Raw records:
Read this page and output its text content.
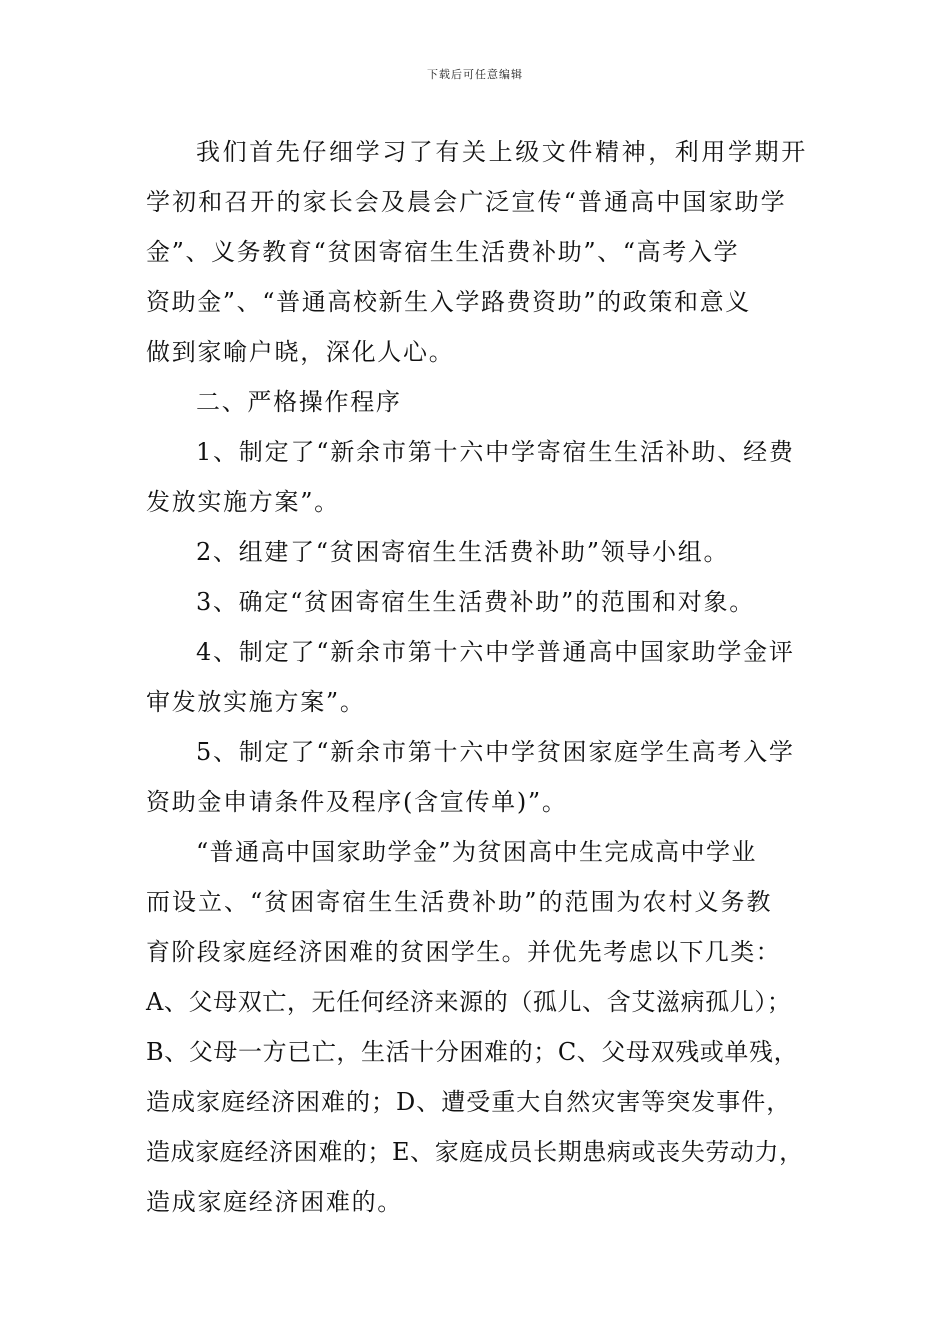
下载后可任意编辑
我们首先仔细学习了有关上级文件精神，利用学期开
学初和召开的家长会及晨会广泛宣传“普通高中国家助学
金”、义务教育“贫困寄宿生生活费补助”、“高考入学
资助金”、“普通高校新生入学路费资助”的政策和意义
做到家喻户晓，深化人心。
二、严格操作程序
1、制定了“新余市第十六中学寄宿生生活补助、经费
发放实施方案”。
2、组建了“贫困寄宿生生活费补助”领导小组。
3、确定“贫困寄宿生生活费补助”的范围和对象。
4、制定了“新余市第十六中学普通高中国家助学金评
审发放实施方案”。
5、制定了“新余市第十六中学贫困家庭学生高考入学
资助金申请条件及程序(含宣传单)”。
“普通高中国家助学金”为贫困高中生完成高中学业
而设立、“贫困寄宿生生活费补助”的范围为农村义务教
育阶段家庭经济困难的贫困学生。并优先考虑以下几类：
A、父母双亡，无任何经济来源的（孤儿、含艾滋病孤儿）；
B、父母一方已亡，生活十分困难的；C、父母双残或单残，
造成家庭经济困难的；D、遭受重大自然灾害等突发事件，
造成家庭经济困难的；E、家庭成员长期患病或丧失劳动力，
造成家庭经济困难的。
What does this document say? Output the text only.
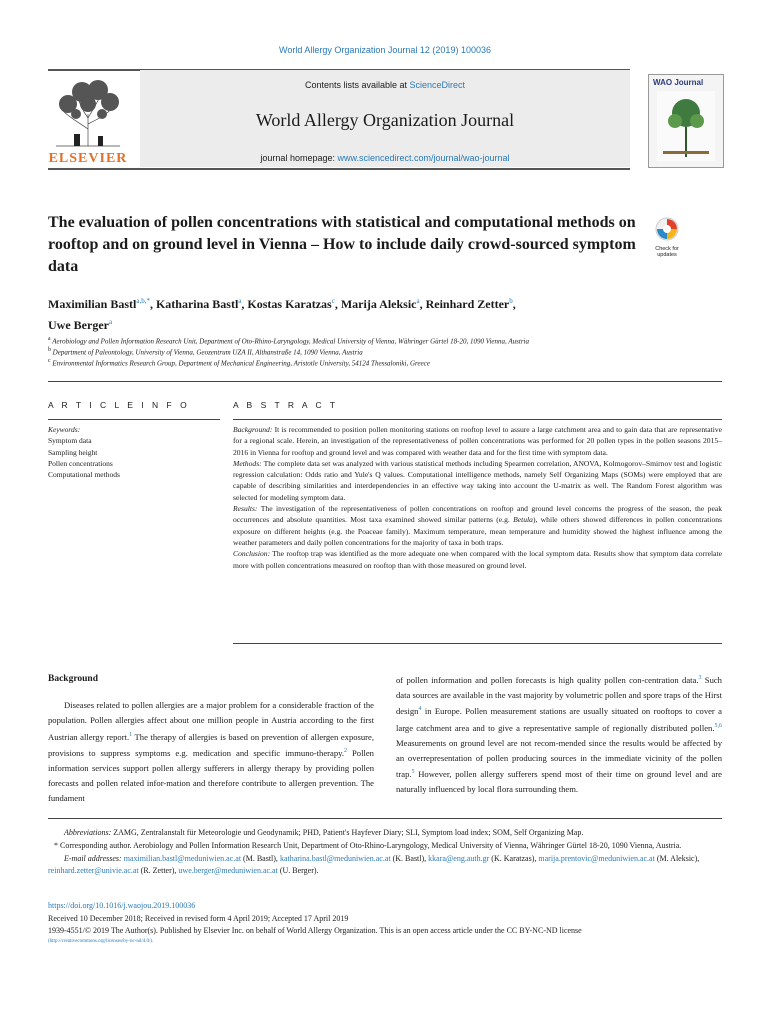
World Allergy Organization Journal 12 (2019) 100036
ELSEVIER
Contents lists available at ScienceDirect
World Allergy Organization Journal
journal homepage: www.sciencedirect.com/journal/wao-journal
WAO Journal
The evaluation of pollen concentrations with statistical and computational methods on rooftop and on ground level in Vienna – How to include daily crowd-sourced symptom data
Check for
updates
Maximilian Bastl$^{a,b,*}$, Katharina Bastl$^a$, Kostas Karatzas$^c$, Marija Aleksic$^a$, Reinhard Zetter$^b$,
Uwe Berger$^a$
$^a$ Aerobiology and Pollen Information Research Unit, Department of Oto-Rhino-Laryngology, Medical University of Vienna, Währinger Gürtel 18-20, 1090 Vienna, Austria
$^b$ Department of Paleontology, University of Vienna, Geozentrum UZA II, Althanstraße 14, 1090 Vienna, Austria
$^c$ Environmental Informatics Research Group, Department of Mechanical Engineering, Aristotle University, 54124 Thessaloniki, Greece
A R T I C L E I N F O
Keywords:
Symptom data
Sampling height
Pollen concentrations
Computational methods
A B S T R A C T
Background: It is recommended to position pollen monitoring stations on rooftop level to assure a large catchment area and to gain data that are representative for a regional scale. Herein, an investigation of the representativeness of pollen concentrations was performed for 20 pollen types in the pollen seasons 2015–2016 in Vienna for rooftop and ground level and was compared with weather data and for the first time with symptom data.
Methods: The complete data set was analyzed with various statistical methods including Spearmen correlation, ANOVA, Kolmogorov–Smirnov test and logistic regression calculation: Odds ratio and Yule's Q values. Computational intelligence methods, namely Self Organizing Maps (SOMs) were employed that are capable of describing similarities and interdependencies in an effective way taking into account the U-matrix as well. The Random Forest algorithm was selected for modeling symptom data.
Results: The investigation of the representativeness of pollen concentrations on rooftop and ground level concerns the progress of the season, the peak occurrences and absolute quantities. Most taxa examined showed similar patterns (e.g. Betula), while others showed differences in pollen concentrations exposure on different heights (e.g. the Poaceae family). Maximum temperature, mean temperature and humidity showed the highest influence among the weather parameters and daily pollen concentrations for the majority of taxa in both traps.
Conclusion: The rooftop trap was identified as the more adequate one when compared with the local symptom data. Results show that symptom data correlate more with pollen concentrations measured on rooftop than with those measured on ground level.
Background
Diseases related to pollen allergies are a major problem for a considerable fraction of the population. Pollen allergies affect about one million people in Austria according to the first Austrian allergy report.$^1$ The therapy of allergies is based on prevention of allergen exposure, provisions to suppress symptoms e.g. medication and specific immuno-therapy.$^2$ Pollen information services support pollen allergy sufferers in allergy therapy by providing pollen forecasts and pollen related infor-mation and therefore contribute to allergen prevention. The fundament
of pollen information and pollen forecasts is high quality pollen con-centration data.$^3$ Such data sources are available in the vast majority by volumetric pollen and spore traps of the Hirst design$^4$ in Europe. Pollen measurement stations are usually situated on rooftops to cover a large catchment area and to give a representative sample of regionally distributed pollen.$^{5,6}$ Measurements on ground level are not recom-mended since the results would be affected by an overrepresentation of pollen producing sources in the immediate vicinity of the pollen trap.$^5$ However, pollen allergy sufferers spend most of their time on ground level and are naturally influenced by local flora surrounding them.

Abbreviations: ZAMG, Zentralanstalt für Meteorologie und Geodynamik; PHD, Patient's Hayfever Diary; SLI, Symptom load index; SOM, Self Organizing Map.

* Corresponding author. Aerobiology and Pollen Information Research Unit, Department of Oto-Rhino-Laryngology, Medical University of Vienna, Währinger Gürtel 18-20, 1090 Vienna, Austria.

E-mail addresses: maximilian.bastl@meduniwien.ac.at (M. Bastl), katharina.bastl@meduniwien.ac.at (K. Bastl), kkara@eng.auth.gr (K. Karatzas), marija.prentovic@meduniwien.ac.at (M. Aleksic), reinhard.zetter@univie.ac.at (R. Zetter), uwe.berger@meduniwien.ac.at (U. Berger).

https://doi.org/10.1016/j.waojou.2019.100036
Received 10 December 2018; Received in revised form 4 April 2019; Accepted 17 April 2019
1939-4551/© 2019 The Author(s). Published by Elsevier Inc. on behalf of World Allergy Organization. This is an open access article under the CC BY-NC-ND license
(http://creativecommons.org/licenses/by-nc-nd/4.0/).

> **OBJECTIVE**
Search the material above for "Medical". Pull out each line where it shows up.

> **EXERCISE OUTPUT**
$^a$ Aerobiology and Pollen Information Research Unit, Department of Oto-Rhino-Laryngology, Medical University of Vienna, Währinger Gürtel 18-20, 1090 Vienna, Austria
* Corresponding author. Aerobiology and Pollen Information Research Unit, Department of Oto-Rhino-Laryngology, Medical University of Vienna, Währinger Gürtel 18-20, 1090 Vienna, Austria.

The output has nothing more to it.